What you should do |
Output the entries word for word. Omit images.

Collected data entries
★ ★ ★ ★ ★ ★ ★

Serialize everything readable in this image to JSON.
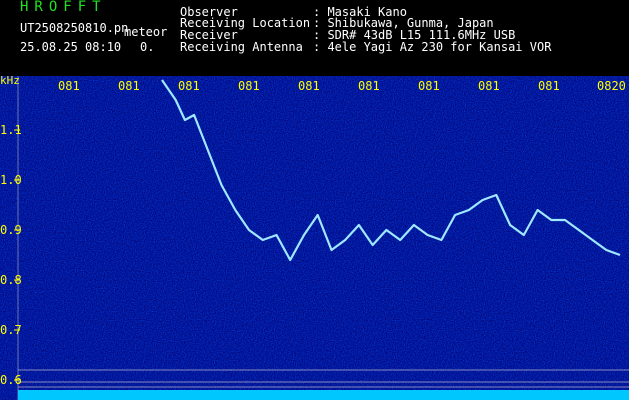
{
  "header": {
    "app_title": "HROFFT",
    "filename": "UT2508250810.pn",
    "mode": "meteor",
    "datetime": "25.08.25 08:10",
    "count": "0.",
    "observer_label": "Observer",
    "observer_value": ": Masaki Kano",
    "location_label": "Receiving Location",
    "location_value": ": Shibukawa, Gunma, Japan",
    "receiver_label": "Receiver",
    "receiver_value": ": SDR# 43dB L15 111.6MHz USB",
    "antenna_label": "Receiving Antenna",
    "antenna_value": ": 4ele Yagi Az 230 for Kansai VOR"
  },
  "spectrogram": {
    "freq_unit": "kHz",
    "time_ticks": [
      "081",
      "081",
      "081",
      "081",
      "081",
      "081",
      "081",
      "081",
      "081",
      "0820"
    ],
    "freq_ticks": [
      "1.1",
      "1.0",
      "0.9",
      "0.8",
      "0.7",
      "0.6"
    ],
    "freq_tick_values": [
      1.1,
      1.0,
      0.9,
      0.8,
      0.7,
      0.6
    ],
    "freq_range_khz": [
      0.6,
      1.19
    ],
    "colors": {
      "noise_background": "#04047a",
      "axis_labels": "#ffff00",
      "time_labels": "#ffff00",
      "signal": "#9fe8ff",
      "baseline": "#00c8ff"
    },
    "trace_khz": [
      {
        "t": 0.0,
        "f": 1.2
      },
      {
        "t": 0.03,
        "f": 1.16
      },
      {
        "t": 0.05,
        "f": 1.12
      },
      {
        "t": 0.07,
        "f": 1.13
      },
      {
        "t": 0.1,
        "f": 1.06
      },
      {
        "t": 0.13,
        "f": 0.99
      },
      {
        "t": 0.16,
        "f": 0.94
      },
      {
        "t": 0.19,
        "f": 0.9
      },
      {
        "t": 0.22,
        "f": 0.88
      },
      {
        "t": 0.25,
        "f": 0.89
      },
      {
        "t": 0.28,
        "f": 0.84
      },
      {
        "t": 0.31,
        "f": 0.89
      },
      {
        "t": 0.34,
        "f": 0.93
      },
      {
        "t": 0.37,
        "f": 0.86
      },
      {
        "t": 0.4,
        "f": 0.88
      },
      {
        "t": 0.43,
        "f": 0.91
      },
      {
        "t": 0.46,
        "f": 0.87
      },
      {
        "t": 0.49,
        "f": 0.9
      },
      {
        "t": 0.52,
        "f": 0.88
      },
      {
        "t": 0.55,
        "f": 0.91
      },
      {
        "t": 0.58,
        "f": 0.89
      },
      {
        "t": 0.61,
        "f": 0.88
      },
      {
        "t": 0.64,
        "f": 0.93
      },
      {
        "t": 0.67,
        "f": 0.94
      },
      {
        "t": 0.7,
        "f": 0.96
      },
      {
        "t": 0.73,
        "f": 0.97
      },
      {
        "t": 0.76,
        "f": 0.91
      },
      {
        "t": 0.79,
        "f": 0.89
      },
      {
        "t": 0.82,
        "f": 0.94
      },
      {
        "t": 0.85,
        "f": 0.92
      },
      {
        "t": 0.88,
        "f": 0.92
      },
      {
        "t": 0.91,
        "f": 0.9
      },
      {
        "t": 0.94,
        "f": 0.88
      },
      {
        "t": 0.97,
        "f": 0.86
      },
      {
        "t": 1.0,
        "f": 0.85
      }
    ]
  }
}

★ ★ ★ ★ ★ ★ ★

Correct result |
Serialize everything readable in this image to JSON.
{
  "header": {
    "app_title": "HROFFT",
    "filename": "UT2508250810.pn",
    "mode": "meteor",
    "datetime": "25.08.25 08:10",
    "count": "0.",
    "observer_label": "Observer",
    "observer_value": ": Masaki Kano",
    "location_label": "Receiving Location",
    "location_value": ": Shibukawa, Gunma, Japan",
    "receiver_label": "Receiver",
    "receiver_value": ": SDR# 43dB L15 111.6MHz USB",
    "antenna_label": "Receiving Antenna",
    "antenna_value": ": 4ele Yagi Az 230 for Kansai VOR"
  },
  "spectrogram": {
    "freq_unit": "kHz",
    "time_ticks": [
      "081",
      "081",
      "081",
      "081",
      "081",
      "081",
      "081",
      "081",
      "081",
      "0820"
    ],
    "freq_ticks": [
      "1.1",
      "1.0",
      "0.9",
      "0.8",
      "0.7",
      "0.6"
    ],
    "freq_tick_values": [
      1.1,
      1.0,
      0.9,
      0.8,
      0.7,
      0.6
    ],
    "freq_range_khz": [
      0.6,
      1.19
    ],
    "colors": {
      "noise_background": "#04047a",
      "axis_labels": "#ffff00",
      "time_labels": "#ffff00",
      "signal": "#9fe8ff",
      "baseline": "#00c8ff"
    },
    "trace_khz": [
      {
        "t": 0.0,
        "f": 1.2
      },
      {
        "t": 0.03,
        "f": 1.16
      },
      {
        "t": 0.05,
        "f": 1.12
      },
      {
        "t": 0.07,
        "f": 1.13
      },
      {
        "t": 0.1,
        "f": 1.06
      },
      {
        "t": 0.13,
        "f": 0.99
      },
      {
        "t": 0.16,
        "f": 0.94
      },
      {
        "t": 0.19,
        "f": 0.9
      },
      {
        "t": 0.22,
        "f": 0.88
      },
      {
        "t": 0.25,
        "f": 0.89
      },
      {
        "t": 0.28,
        "f": 0.84
      },
      {
        "t": 0.31,
        "f": 0.89
      },
      {
        "t": 0.34,
        "f": 0.93
      },
      {
        "t": 0.37,
        "f": 0.86
      },
      {
        "t": 0.4,
        "f": 0.88
      },
      {
        "t": 0.43,
        "f": 0.91
      },
      {
        "t": 0.46,
        "f": 0.87
      },
      {
        "t": 0.49,
        "f": 0.9
      },
      {
        "t": 0.52,
        "f": 0.88
      },
      {
        "t": 0.55,
        "f": 0.91
      },
      {
        "t": 0.58,
        "f": 0.89
      },
      {
        "t": 0.61,
        "f": 0.88
      },
      {
        "t": 0.64,
        "f": 0.93
      },
      {
        "t": 0.67,
        "f": 0.94
      },
      {
        "t": 0.7,
        "f": 0.96
      },
      {
        "t": 0.73,
        "f": 0.97
      },
      {
        "t": 0.76,
        "f": 0.91
      },
      {
        "t": 0.79,
        "f": 0.89
      },
      {
        "t": 0.82,
        "f": 0.94
      },
      {
        "t": 0.85,
        "f": 0.92
      },
      {
        "t": 0.88,
        "f": 0.92
      },
      {
        "t": 0.91,
        "f": 0.9
      },
      {
        "t": 0.94,
        "f": 0.88
      },
      {
        "t": 0.97,
        "f": 0.86
      },
      {
        "t": 1.0,
        "f": 0.85
      }
    ]
  }
}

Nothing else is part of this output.